### THE INPUT
— Begin —
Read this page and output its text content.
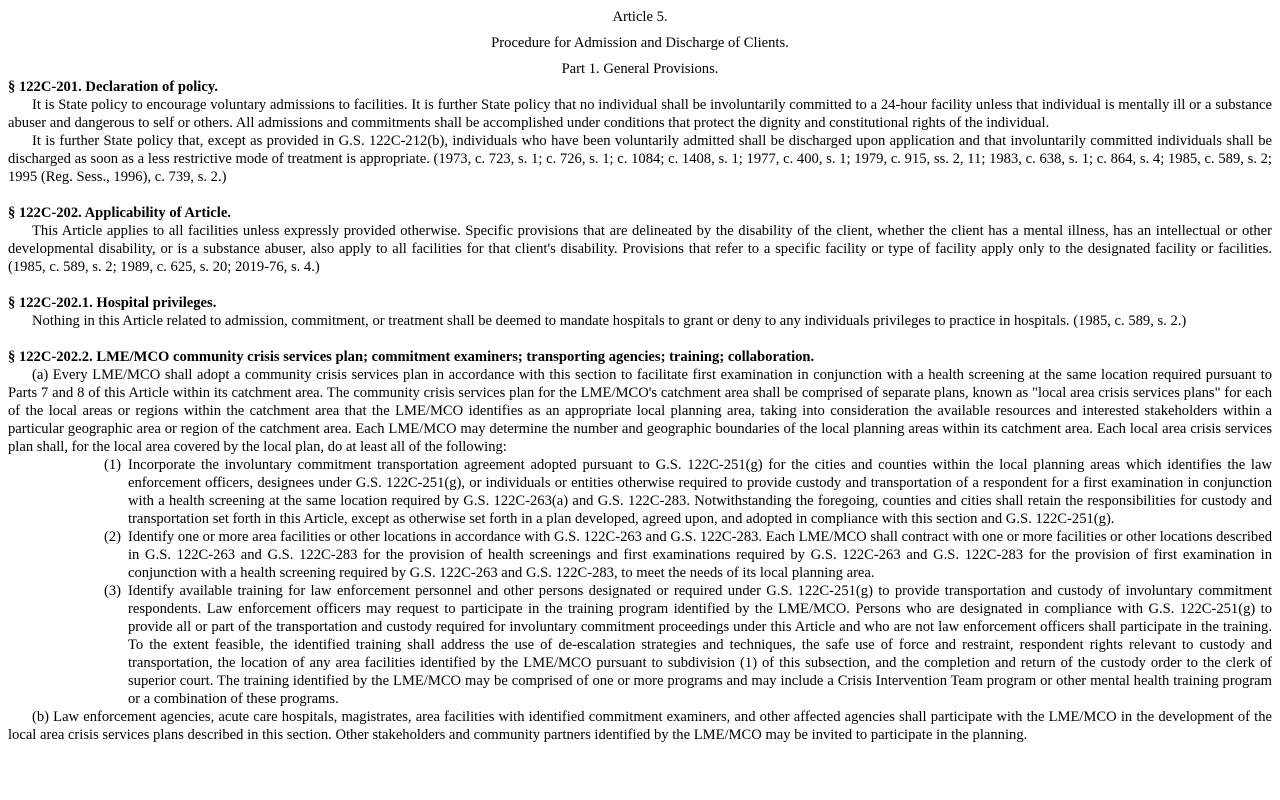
Article 5.

Procedure for Admission and Discharge of Clients.

Part 1. General Provisions.

§ 122C-201. Declaration of policy.

It is State policy to encourage voluntary admissions to facilities. It is further State policy that no individual shall be involuntarily committed to a 24-hour facility unless that individual is mentally ill or a substance abuser and dangerous to self or others. All admissions and commitments shall be accomplished under conditions that protect the dignity and constitutional rights of the individual.

It is further State policy that, except as provided in G.S. 122C-212(b), individuals who have been voluntarily admitted shall be discharged upon application and that involuntarily committed individuals shall be discharged as soon as a less restrictive mode of treatment is appropriate. (1973, c. 723, s. 1; c. 726, s. 1; c. 1084; c. 1408, s. 1; 1977, c. 400, s. 1; 1979, c. 915, ss. 2, 11; 1983, c. 638, s. 1; c. 864, s. 4; 1985, c. 589, s. 2; 1995 (Reg. Sess., 1996), c. 739, s. 2.)

§ 122C-202. Applicability of Article.

This Article applies to all facilities unless expressly provided otherwise. Specific provisions that are delineated by the disability of the client, whether the client has a mental illness, has an intellectual or other developmental disability, or is a substance abuser, also apply to all facilities for that client's disability. Provisions that refer to a specific facility or type of facility apply only to the designated facility or facilities. (1985, c. 589, s. 2; 1989, c. 625, s. 20; 2019-76, s. 4.)

§ 122C-202.1. Hospital privileges.

Nothing in this Article related to admission, commitment, or treatment shall be deemed to mandate hospitals to grant or deny to any individuals privileges to practice in hospitals. (1985, c. 589, s. 2.)

§ 122C-202.2. LME/MCO community crisis services plan; commitment examiners; transporting agencies; training; collaboration.

(a) Every LME/MCO shall adopt a community crisis services plan in accordance with this section to facilitate first examination in conjunction with a health screening at the same location required pursuant to Parts 7 and 8 of this Article within its catchment area. The community crisis services plan for the LME/MCO's catchment area shall be comprised of separate plans, known as "local area crisis services plans" for each of the local areas or regions within the catchment area that the LME/MCO identifies as an appropriate local planning area, taking into consideration the available resources and interested stakeholders within a particular geographic area or region of the catchment area. Each LME/MCO may determine the number and geographic boundaries of the local planning areas within its catchment area. Each local area crisis services plan shall, for the local area covered by the local plan, do at least all of the following:

(1) Incorporate the involuntary commitment transportation agreement adopted pursuant to G.S. 122C-251(g) for the cities and counties within the local planning areas which identifies the law enforcement officers, designees under G.S. 122C-251(g), or individuals or entities otherwise required to provide custody and transportation of a respondent for a first examination in conjunction with a health screening at the same location required by G.S. 122C-263(a) and G.S. 122C-283. Notwithstanding the foregoing, counties and cities shall retain the responsibilities for custody and transportation set forth in this Article, except as otherwise set forth in a plan developed, agreed upon, and adopted in compliance with this section and G.S. 122C-251(g).

(2) Identify one or more area facilities or other locations in accordance with G.S. 122C-263 and G.S. 122C-283. Each LME/MCO shall contract with one or more facilities or other locations described in G.S. 122C-263 and G.S. 122C-283 for the provision of health screenings and first examinations required by G.S. 122C-263 and G.S. 122C-283 for the provision of first examination in conjunction with a health screening required by G.S. 122C-263 and G.S. 122C-283, to meet the needs of its local planning area.

(3) Identify available training for law enforcement personnel and other persons designated or required under G.S. 122C-251(g) to provide transportation and custody of involuntary commitment respondents. Law enforcement officers may request to participate in the training program identified by the LME/MCO. Persons who are designated in compliance with G.S. 122C-251(g) to provide all or part of the transportation and custody required for involuntary commitment proceedings under this Article and who are not law enforcement officers shall participate in the training. To the extent feasible, the identified training shall address the use of de-escalation strategies and techniques, the safe use of force and restraint, respondent rights relevant to custody and transportation, the location of any area facilities identified by the LME/MCO pursuant to subdivision (1) of this subsection, and the completion and return of the custody order to the clerk of superior court. The training identified by the LME/MCO may be comprised of one or more programs and may include a Crisis Intervention Team program or other mental health training program or a combination of these programs.

(b) Law enforcement agencies, acute care hospitals, magistrates, area facilities with identified commitment examiners, and other affected agencies shall participate with the LME/MCO in the development of the local area crisis services plans described in this section. Other stakeholders and community partners identified by the LME/MCO may be invited to participate in the planning.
— End —
Show all lines above holding "privileges".

### WORKED SOLUTION
§ 122C-202.1. Hospital privileges.
Nothing in this Article related to admission, commitment, or treatment shall be deemed to mandate hospitals to grant or deny to any individuals privileges to practice in hospitals. (1985, c. 589, s. 2.)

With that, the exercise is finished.